# Start of PROVIDED RECORDS

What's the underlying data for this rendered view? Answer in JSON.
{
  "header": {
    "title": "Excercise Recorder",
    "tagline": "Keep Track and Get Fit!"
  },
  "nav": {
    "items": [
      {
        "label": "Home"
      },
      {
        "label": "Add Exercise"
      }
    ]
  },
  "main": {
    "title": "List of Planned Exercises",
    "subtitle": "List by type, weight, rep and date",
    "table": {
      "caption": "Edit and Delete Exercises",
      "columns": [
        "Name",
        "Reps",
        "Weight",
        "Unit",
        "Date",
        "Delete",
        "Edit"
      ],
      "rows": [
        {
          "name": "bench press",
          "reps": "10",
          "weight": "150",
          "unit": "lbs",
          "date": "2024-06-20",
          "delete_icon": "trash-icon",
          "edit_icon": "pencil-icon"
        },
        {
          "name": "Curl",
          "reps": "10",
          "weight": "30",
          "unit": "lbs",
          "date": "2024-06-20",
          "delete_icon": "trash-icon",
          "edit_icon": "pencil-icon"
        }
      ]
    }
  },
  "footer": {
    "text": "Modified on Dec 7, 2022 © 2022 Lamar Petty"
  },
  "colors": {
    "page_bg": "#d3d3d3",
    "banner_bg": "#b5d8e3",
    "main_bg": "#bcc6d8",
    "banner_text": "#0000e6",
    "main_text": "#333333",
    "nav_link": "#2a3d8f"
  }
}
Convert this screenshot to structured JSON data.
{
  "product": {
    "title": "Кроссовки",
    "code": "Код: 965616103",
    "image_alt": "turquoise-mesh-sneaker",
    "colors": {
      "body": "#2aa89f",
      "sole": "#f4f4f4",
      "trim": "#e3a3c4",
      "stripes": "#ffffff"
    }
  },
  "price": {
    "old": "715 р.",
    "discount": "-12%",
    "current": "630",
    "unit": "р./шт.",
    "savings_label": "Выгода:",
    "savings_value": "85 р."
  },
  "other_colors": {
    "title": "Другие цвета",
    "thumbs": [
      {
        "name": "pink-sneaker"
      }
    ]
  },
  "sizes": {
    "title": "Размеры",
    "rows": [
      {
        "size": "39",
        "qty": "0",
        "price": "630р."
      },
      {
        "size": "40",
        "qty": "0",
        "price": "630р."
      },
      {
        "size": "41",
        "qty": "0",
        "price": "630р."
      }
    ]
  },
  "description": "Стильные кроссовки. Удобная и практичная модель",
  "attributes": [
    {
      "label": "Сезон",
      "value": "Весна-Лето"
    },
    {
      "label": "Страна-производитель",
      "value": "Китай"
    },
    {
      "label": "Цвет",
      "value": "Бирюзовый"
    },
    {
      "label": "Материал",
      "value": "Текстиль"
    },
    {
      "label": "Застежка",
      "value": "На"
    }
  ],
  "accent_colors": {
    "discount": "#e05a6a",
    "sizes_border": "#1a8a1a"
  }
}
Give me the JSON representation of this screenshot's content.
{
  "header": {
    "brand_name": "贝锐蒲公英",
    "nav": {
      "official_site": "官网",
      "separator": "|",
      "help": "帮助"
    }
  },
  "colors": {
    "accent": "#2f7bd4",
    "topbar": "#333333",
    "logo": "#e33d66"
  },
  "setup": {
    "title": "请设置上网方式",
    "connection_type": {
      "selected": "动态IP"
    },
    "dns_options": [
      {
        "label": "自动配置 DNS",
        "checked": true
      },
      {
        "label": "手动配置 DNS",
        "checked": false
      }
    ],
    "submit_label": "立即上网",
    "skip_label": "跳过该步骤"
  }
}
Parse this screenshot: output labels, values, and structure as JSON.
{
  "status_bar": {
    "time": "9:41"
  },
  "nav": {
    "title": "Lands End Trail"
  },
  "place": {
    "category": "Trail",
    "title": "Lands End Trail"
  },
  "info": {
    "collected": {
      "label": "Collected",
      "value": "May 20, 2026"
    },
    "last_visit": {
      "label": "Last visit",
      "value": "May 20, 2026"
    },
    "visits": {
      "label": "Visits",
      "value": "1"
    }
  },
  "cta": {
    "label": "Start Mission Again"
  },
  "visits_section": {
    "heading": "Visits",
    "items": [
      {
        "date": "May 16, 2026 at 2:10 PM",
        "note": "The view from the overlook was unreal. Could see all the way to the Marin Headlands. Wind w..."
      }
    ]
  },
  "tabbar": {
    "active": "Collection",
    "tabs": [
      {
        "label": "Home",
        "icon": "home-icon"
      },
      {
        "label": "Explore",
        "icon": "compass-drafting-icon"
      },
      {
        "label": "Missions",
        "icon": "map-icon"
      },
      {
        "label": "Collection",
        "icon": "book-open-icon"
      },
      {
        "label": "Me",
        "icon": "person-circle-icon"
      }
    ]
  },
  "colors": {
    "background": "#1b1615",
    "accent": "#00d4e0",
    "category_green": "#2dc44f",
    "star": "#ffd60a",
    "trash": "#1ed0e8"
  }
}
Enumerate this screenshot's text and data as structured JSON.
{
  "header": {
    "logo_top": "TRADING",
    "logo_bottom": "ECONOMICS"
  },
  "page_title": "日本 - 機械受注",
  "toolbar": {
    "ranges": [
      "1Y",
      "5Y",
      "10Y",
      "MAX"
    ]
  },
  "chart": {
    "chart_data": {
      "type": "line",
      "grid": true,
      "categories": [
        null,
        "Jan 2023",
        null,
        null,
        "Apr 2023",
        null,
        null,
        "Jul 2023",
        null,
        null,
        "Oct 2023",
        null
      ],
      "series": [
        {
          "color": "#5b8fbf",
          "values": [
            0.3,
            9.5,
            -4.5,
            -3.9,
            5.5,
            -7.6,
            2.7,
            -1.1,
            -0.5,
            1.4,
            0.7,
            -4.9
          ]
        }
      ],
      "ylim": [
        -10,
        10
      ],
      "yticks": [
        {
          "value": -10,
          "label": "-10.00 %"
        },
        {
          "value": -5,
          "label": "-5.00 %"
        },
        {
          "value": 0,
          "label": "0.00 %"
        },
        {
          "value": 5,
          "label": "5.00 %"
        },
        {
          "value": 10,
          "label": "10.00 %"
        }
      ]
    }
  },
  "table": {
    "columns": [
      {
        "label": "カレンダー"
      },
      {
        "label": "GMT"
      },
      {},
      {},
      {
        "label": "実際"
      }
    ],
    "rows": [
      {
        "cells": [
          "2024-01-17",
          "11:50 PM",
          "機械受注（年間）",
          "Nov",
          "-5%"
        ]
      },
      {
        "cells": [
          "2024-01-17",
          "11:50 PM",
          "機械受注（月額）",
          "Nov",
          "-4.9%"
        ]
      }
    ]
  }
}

# End of PROVIDED RECORDS

▶ [PROBLEM DETAILS]: Return each line of the data that contains the string "this".

▶ [FULL SOLUTION]:
What's the underlying data for this rendered view? Answer in JSON.
Convert this screenshot to structured JSON data.
Give me the JSON representation of this screenshot's content.
Parse this screenshot: output labels, values, and structure as JSON.
Enumerate this screenshot's text and data as structured JSON.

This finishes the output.